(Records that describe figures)

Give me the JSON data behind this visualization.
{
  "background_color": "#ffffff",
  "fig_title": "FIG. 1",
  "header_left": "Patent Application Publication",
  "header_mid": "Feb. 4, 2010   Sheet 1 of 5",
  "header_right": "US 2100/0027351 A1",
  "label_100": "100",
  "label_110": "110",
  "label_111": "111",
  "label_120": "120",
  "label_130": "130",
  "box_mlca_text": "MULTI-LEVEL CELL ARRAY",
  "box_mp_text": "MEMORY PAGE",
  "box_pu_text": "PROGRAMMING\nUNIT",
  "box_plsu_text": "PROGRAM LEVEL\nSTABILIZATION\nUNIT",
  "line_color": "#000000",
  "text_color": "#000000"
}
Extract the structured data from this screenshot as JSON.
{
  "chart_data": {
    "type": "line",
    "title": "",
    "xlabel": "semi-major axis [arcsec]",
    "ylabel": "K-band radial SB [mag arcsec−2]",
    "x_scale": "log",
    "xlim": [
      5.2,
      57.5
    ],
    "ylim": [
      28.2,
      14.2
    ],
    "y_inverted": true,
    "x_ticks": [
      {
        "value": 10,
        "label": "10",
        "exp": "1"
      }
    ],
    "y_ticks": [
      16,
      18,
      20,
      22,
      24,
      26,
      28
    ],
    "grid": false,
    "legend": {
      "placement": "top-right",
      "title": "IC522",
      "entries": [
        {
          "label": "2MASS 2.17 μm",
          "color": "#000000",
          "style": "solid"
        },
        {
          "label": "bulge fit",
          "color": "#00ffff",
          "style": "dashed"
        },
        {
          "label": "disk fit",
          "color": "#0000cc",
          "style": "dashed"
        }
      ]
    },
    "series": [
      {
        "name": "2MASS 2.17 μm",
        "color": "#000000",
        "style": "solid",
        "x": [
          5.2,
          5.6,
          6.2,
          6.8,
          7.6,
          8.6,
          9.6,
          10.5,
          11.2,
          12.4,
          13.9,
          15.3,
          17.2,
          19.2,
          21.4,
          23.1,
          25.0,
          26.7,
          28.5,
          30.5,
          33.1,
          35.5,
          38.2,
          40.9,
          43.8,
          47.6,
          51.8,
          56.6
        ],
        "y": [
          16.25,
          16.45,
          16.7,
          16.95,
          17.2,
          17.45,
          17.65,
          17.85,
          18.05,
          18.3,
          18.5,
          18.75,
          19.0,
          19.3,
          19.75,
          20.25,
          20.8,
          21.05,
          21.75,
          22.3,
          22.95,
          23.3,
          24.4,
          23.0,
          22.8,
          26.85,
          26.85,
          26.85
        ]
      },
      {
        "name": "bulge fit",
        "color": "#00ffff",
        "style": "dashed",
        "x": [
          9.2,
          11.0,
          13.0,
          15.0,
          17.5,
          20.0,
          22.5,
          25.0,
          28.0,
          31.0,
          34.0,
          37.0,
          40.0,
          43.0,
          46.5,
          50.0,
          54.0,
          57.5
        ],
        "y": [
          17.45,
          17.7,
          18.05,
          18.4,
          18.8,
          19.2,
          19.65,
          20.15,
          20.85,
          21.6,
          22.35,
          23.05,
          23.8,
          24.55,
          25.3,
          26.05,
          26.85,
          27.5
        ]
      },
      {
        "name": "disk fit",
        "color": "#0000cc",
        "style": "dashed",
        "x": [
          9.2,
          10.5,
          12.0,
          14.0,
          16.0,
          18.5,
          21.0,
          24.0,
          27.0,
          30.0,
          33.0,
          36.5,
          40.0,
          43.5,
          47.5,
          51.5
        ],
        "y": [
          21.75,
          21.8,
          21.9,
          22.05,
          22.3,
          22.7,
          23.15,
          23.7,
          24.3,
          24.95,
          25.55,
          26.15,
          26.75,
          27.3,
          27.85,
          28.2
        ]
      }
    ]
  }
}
---
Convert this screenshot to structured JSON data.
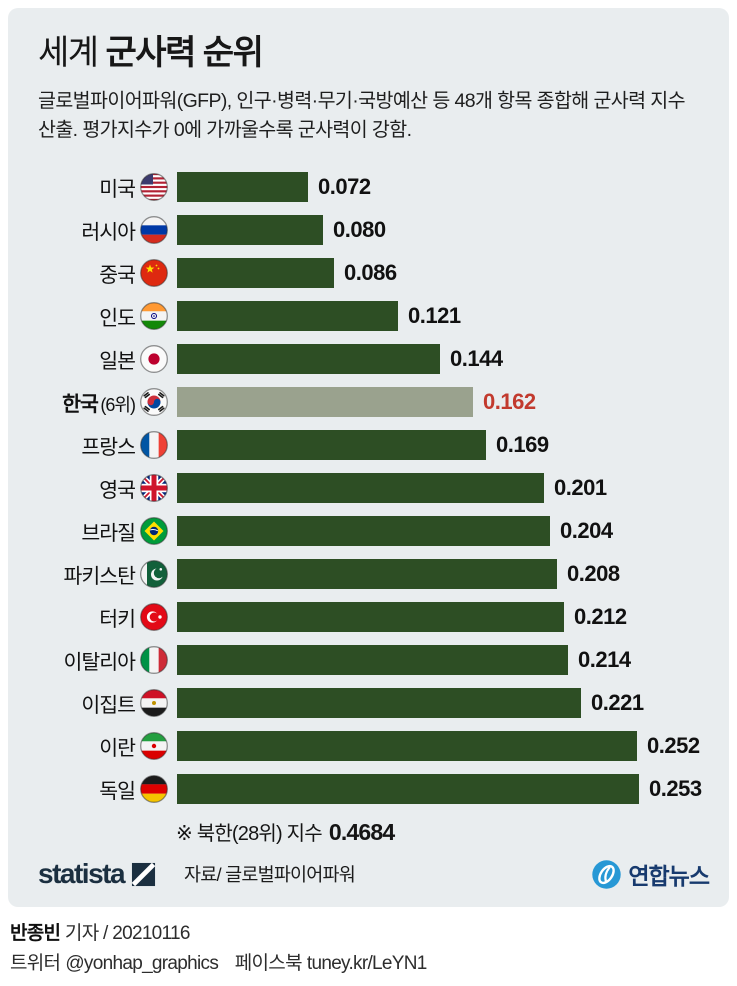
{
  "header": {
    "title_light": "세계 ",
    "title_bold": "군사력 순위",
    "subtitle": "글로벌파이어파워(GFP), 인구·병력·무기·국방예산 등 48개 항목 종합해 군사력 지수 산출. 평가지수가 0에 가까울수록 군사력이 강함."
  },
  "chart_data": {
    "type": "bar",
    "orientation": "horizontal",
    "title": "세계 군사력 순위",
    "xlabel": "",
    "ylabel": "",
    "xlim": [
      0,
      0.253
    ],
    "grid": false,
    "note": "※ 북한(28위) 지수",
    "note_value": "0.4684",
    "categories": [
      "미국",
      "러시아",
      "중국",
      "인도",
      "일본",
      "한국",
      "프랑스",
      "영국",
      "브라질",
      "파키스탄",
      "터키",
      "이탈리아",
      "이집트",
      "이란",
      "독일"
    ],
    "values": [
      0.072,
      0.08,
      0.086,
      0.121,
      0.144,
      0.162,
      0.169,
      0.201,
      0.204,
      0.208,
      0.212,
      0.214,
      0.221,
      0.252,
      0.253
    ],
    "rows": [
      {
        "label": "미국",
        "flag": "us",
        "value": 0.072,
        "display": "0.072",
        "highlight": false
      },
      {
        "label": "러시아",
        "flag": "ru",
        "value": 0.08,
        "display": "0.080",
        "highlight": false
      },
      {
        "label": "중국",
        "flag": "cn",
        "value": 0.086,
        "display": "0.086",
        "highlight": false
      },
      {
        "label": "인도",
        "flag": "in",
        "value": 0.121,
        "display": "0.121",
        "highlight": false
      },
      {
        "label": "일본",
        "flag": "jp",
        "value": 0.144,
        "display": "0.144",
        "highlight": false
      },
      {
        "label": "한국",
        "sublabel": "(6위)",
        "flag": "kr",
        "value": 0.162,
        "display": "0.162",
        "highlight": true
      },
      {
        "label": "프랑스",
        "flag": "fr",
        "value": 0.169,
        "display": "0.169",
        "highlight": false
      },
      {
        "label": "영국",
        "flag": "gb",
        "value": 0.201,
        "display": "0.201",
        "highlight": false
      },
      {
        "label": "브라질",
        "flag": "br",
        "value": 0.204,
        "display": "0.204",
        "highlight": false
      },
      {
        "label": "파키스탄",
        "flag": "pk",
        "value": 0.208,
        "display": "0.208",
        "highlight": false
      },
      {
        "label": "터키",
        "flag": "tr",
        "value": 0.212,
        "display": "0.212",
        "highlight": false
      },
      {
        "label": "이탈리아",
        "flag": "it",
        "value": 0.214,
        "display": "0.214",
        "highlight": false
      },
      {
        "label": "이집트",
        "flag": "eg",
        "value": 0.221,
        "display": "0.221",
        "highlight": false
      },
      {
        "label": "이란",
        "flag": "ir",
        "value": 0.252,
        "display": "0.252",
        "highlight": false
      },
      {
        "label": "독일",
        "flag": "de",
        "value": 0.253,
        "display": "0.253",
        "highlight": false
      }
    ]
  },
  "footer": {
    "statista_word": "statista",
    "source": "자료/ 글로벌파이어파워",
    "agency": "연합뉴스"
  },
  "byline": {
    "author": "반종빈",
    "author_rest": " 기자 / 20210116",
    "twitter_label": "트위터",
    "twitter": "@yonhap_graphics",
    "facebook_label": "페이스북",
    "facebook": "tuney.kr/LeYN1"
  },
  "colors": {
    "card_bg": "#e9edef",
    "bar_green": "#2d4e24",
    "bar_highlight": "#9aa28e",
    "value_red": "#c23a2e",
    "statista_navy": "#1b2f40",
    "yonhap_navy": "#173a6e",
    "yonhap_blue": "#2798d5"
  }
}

● **YOUR OBJECTIVE**: Copy all lines from the listing that contain "글로벌파이어파워".

● **EXERCISE RESPONSE**:
    "subtitle": "글로벌파이어파워(GFP), 인구·병력·무기·국방예산 등 48개 항목 종합해 군사력 지수 산출. 평가지수가 0에 가까울수록 군사력이 강함."
    "source": "자료/ 글로벌파이어파워",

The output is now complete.